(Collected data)
────────────────────

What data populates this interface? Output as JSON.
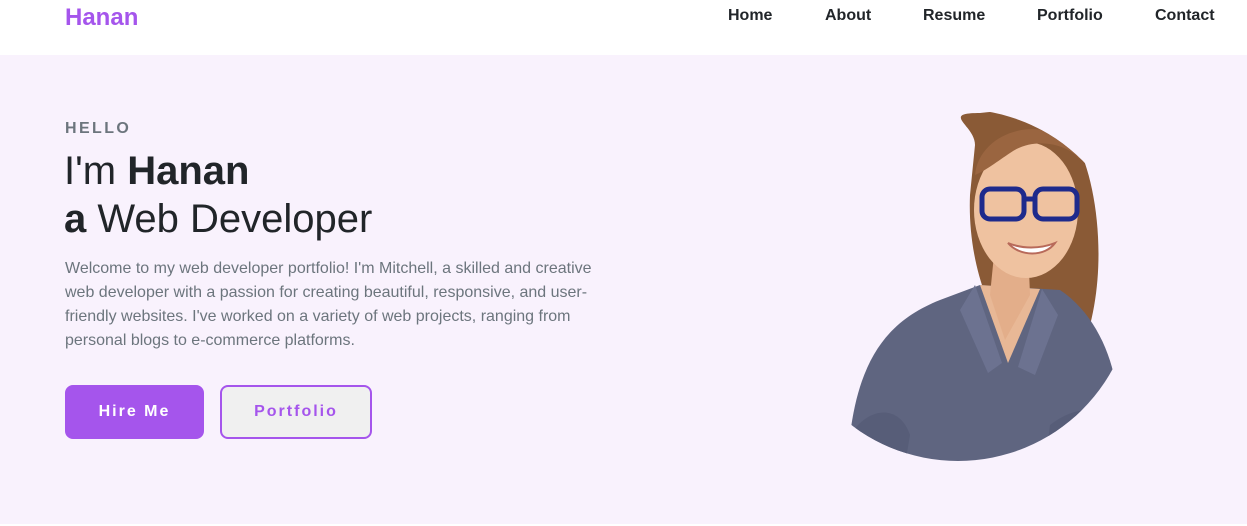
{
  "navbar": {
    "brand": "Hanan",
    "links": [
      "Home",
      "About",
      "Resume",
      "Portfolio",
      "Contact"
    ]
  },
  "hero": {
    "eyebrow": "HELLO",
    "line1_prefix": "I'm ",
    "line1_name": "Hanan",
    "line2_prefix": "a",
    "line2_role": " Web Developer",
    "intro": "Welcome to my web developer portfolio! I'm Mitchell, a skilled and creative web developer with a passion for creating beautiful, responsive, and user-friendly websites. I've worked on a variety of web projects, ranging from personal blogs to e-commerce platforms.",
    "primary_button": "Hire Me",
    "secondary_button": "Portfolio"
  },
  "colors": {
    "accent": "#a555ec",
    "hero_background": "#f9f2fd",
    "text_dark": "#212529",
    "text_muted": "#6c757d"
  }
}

────────────────────

Copy the records word for word, leaving no picture in the copy.

Problem solution >>
What data populates this interface? Output as JSON.
{
  "navbar": {
    "brand": "Hanan",
    "links": [
      "Home",
      "About",
      "Resume",
      "Portfolio",
      "Contact"
    ]
  },
  "hero": {
    "eyebrow": "HELLO",
    "line1_prefix": "I'm ",
    "line1_name": "Hanan",
    "line2_prefix": "a",
    "line2_role": " Web Developer",
    "intro": "Welcome to my web developer portfolio! I'm Mitchell, a skilled and creative web developer with a passion for creating beautiful, responsive, and user-friendly websites. I've worked on a variety of web projects, ranging from personal blogs to e-commerce platforms.",
    "primary_button": "Hire Me",
    "secondary_button": "Portfolio"
  },
  "colors": {
    "accent": "#a555ec",
    "hero_background": "#f9f2fd",
    "text_dark": "#212529",
    "text_muted": "#6c757d"
  }
}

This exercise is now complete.